To be done – All the data below goes into the copy word for word, but the pictures don't.

The records –
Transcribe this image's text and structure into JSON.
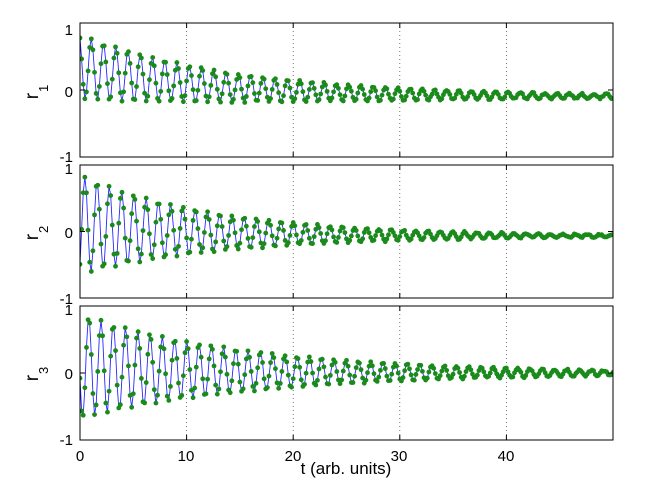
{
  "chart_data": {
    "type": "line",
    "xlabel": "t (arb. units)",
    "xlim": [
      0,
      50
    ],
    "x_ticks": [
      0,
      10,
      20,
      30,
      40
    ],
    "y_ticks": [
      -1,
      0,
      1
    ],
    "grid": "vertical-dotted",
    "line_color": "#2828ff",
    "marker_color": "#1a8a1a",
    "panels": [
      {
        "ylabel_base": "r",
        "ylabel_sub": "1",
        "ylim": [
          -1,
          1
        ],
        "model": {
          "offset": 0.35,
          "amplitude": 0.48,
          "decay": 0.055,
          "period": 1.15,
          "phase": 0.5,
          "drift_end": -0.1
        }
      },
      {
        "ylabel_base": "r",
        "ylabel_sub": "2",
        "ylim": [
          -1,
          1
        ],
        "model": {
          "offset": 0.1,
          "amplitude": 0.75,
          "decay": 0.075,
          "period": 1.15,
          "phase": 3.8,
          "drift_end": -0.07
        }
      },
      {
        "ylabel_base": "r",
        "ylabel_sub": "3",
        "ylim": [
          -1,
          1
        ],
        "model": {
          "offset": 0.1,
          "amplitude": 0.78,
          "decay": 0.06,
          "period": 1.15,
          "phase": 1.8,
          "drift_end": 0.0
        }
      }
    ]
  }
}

Worked answer –
Transcribe this image's text and structure into JSON.
{
  "chart_data": {
    "type": "line",
    "xlabel": "t (arb. units)",
    "xlim": [
      0,
      50
    ],
    "x_ticks": [
      0,
      10,
      20,
      30,
      40
    ],
    "y_ticks": [
      -1,
      0,
      1
    ],
    "grid": "vertical-dotted",
    "line_color": "#2828ff",
    "marker_color": "#1a8a1a",
    "panels": [
      {
        "ylabel_base": "r",
        "ylabel_sub": "1",
        "ylim": [
          -1,
          1
        ],
        "model": {
          "offset": 0.35,
          "amplitude": 0.48,
          "decay": 0.055,
          "period": 1.15,
          "phase": 0.5,
          "drift_end": -0.1
        }
      },
      {
        "ylabel_base": "r",
        "ylabel_sub": "2",
        "ylim": [
          -1,
          1
        ],
        "model": {
          "offset": 0.1,
          "amplitude": 0.75,
          "decay": 0.075,
          "period": 1.15,
          "phase": 3.8,
          "drift_end": -0.07
        }
      },
      {
        "ylabel_base": "r",
        "ylabel_sub": "3",
        "ylim": [
          -1,
          1
        ],
        "model": {
          "offset": 0.1,
          "amplitude": 0.78,
          "decay": 0.06,
          "period": 1.15,
          "phase": 1.8,
          "drift_end": 0.0
        }
      }
    ]
  }
}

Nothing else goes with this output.